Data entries
==*==
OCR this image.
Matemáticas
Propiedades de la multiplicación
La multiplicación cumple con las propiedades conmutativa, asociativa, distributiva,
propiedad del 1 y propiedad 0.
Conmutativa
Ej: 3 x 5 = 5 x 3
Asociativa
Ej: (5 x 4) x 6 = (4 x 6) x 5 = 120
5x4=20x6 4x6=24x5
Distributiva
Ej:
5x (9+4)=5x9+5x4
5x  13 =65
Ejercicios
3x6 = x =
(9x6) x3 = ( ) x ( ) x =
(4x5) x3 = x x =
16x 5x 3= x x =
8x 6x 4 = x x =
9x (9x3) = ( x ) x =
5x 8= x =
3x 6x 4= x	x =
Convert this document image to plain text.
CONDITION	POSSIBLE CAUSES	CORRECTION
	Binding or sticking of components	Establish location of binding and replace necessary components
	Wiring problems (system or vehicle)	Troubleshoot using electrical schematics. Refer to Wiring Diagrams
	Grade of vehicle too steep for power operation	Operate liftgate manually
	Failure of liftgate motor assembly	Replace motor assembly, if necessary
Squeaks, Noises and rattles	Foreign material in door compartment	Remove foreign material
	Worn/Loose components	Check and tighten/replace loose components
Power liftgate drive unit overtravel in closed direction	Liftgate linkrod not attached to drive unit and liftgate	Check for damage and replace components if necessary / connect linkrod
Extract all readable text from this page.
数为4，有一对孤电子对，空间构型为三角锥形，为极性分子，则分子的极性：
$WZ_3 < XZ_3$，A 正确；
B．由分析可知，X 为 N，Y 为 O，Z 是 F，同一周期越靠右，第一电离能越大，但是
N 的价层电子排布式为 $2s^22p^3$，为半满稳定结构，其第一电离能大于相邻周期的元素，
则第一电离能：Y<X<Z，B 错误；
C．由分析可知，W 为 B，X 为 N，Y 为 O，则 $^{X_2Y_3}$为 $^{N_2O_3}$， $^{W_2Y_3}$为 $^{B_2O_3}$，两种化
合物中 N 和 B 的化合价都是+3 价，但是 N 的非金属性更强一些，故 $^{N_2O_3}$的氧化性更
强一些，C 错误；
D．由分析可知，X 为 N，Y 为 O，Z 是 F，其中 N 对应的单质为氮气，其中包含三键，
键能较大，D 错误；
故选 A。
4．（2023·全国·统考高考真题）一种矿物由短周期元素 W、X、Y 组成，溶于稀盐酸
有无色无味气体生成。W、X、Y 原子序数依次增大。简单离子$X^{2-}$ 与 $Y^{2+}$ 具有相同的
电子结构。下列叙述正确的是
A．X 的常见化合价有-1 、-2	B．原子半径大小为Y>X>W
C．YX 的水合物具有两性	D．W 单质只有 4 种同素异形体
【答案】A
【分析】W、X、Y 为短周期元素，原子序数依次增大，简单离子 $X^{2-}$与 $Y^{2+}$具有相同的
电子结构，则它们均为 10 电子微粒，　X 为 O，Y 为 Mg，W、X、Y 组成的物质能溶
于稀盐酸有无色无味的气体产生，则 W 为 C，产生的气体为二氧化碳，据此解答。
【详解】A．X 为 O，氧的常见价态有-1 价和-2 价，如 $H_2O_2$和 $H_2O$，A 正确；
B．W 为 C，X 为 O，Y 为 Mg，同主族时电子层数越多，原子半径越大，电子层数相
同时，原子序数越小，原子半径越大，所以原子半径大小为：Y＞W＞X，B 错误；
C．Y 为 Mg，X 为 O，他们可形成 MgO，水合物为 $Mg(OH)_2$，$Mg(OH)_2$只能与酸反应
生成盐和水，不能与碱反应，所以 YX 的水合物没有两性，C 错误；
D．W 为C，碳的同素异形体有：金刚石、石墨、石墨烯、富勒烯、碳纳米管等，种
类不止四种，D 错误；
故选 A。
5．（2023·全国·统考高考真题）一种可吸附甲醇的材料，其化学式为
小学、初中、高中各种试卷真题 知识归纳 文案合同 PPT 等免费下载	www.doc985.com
==*==
Stated exercise
Using the data above, output each line exactly.

The output
OCR this image.
Matemáticas
Propiedades de la multiplicación
La multiplicación cumple con las propiedades conmutativa, asociativa, distributiva,
propiedad del 1 y propiedad 0.
Conmutativa
Ej: 3 x 5 = 5 x 3
Asociativa
Ej: (5 x 4) x 6 = (4 x 6) x 5 = 120
5x4=20x6 4x6=24x5
Distributiva
Ej:
5x (9+4)=5x9+5x4
5x  13 =65
Ejercicios
3x6 = x =
(9x6) x3 = ( ) x ( ) x =
(4x5) x3 = x x =
16x 5x 3= x x =
8x 6x 4 = x x =
9x (9x3) = ( x ) x =
5x 8= x =
3x 6x 4= x	x =
Convert this document image to plain text.
CONDITION	POSSIBLE CAUSES	CORRECTION
	Binding or sticking of components	Establish location of binding and replace necessary components
	Wiring problems (system or vehicle)	Troubleshoot using electrical schematics. Refer to Wiring Diagrams
	Grade of vehicle too steep for power operation	Operate liftgate manually
	Failure of liftgate motor assembly	Replace motor assembly, if necessary
Squeaks, Noises and rattles	Foreign material in door compartment	Remove foreign material
	Worn/Loose components	Check and tighten/replace loose components
Power liftgate drive unit overtravel in closed direction	Liftgate linkrod not attached to drive unit and liftgate	Check for damage and replace components if necessary / connect linkrod
Extract all readable text from this page.
数为4，有一对孤电子对，空间构型为三角锥形，为极性分子，则分子的极性：
$WZ_3 < XZ_3$，A 正确；
B．由分析可知，X 为 N，Y 为 O，Z 是 F，同一周期越靠右，第一电离能越大，但是
N 的价层电子排布式为 $2s^22p^3$，为半满稳定结构，其第一电离能大于相邻周期的元素，
则第一电离能：Y<X<Z，B 错误；
C．由分析可知，W 为 B，X 为 N，Y 为 O，则 $^{X_2Y_3}$为 $^{N_2O_3}$， $^{W_2Y_3}$为 $^{B_2O_3}$，两种化
合物中 N 和 B 的化合价都是+3 价，但是 N 的非金属性更强一些，故 $^{N_2O_3}$的氧化性更
强一些，C 错误；
D．由分析可知，X 为 N，Y 为 O，Z 是 F，其中 N 对应的单质为氮气，其中包含三键，
键能较大，D 错误；
故选 A。
4．（2023·全国·统考高考真题）一种矿物由短周期元素 W、X、Y 组成，溶于稀盐酸
有无色无味气体生成。W、X、Y 原子序数依次增大。简单离子$X^{2-}$ 与 $Y^{2+}$ 具有相同的
电子结构。下列叙述正确的是
A．X 的常见化合价有-1 、-2	B．原子半径大小为Y>X>W
C．YX 的水合物具有两性	D．W 单质只有 4 种同素异形体
【答案】A
【分析】W、X、Y 为短周期元素，原子序数依次增大，简单离子 $X^{2-}$与 $Y^{2+}$具有相同的
电子结构，则它们均为 10 电子微粒，　X 为 O，Y 为 Mg，W、X、Y 组成的物质能溶
于稀盐酸有无色无味的气体产生，则 W 为 C，产生的气体为二氧化碳，据此解答。
【详解】A．X 为 O，氧的常见价态有-1 价和-2 价，如 $H_2O_2$和 $H_2O$，A 正确；
B．W 为 C，X 为 O，Y 为 Mg，同主族时电子层数越多，原子半径越大，电子层数相
同时，原子序数越小，原子半径越大，所以原子半径大小为：Y＞W＞X，B 错误；
C．Y 为 Mg，X 为 O，他们可形成 MgO，水合物为 $Mg(OH)_2$，$Mg(OH)_2$只能与酸反应
生成盐和水，不能与碱反应，所以 YX 的水合物没有两性，C 错误；
D．W 为C，碳的同素异形体有：金刚石、石墨、石墨烯、富勒烯、碳纳米管等，种
类不止四种，D 错误；
故选 A。
5．（2023·全国·统考高考真题）一种可吸附甲醇的材料，其化学式为
小学、初中、高中各种试卷真题 知识归纳 文案合同 PPT 等免费下载	www.doc985.com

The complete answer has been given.